WHAT IS REQUIRED
Copy out all the records, word for word.
::::
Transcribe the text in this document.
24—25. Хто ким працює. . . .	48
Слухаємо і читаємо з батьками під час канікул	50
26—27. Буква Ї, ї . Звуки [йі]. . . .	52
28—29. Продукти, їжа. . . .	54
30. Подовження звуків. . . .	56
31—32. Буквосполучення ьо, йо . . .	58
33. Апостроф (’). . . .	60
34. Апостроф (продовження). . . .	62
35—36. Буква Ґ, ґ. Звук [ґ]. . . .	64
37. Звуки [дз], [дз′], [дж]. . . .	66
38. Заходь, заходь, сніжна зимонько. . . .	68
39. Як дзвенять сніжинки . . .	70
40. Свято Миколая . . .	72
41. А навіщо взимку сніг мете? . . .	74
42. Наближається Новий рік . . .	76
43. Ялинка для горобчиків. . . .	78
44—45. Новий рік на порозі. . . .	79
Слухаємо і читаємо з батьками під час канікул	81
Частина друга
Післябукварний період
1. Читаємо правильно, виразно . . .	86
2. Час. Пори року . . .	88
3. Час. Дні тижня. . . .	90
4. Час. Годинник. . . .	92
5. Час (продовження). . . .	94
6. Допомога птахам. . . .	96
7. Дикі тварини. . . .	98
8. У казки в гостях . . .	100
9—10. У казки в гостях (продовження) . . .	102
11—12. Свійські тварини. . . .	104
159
::::
ANSWER TO THE EXERCISE
Transcribe the text in this document.
24—25. Хто ким працює. . . .	48
Слухаємо і читаємо з батьками під час канікул	50
26—27. Буква Ї, ї . Звуки [йі]. . . .	52
28—29. Продукти, їжа. . . .	54
30. Подовження звуків. . . .	56
31—32. Буквосполучення ьо, йо . . .	58
33. Апостроф (’). . . .	60
34. Апостроф (продовження). . . .	62
35—36. Буква Ґ, ґ. Звук [ґ]. . . .	64
37. Звуки [дз], [дз′], [дж]. . . .	66
38. Заходь, заходь, сніжна зимонько. . . .	68
39. Як дзвенять сніжинки . . .	70
40. Свято Миколая . . .	72
41. А навіщо взимку сніг мете? . . .	74
42. Наближається Новий рік . . .	76
43. Ялинка для горобчиків. . . .	78
44—45. Новий рік на порозі. . . .	79
Слухаємо і читаємо з батьками під час канікул	81
Частина друга
Післябукварний період
1. Читаємо правильно, виразно . . .	86
2. Час. Пори року . . .	88
3. Час. Дні тижня. . . .	90
4. Час. Годинник. . . .	92
5. Час (продовження). . . .	94
6. Допомога птахам. . . .	96
7. Дикі тварини. . . .	98
8. У казки в гостях . . .	100
9—10. У казки в гостях (продовження) . . .	102
11—12. Свійські тварини. . . .	104
159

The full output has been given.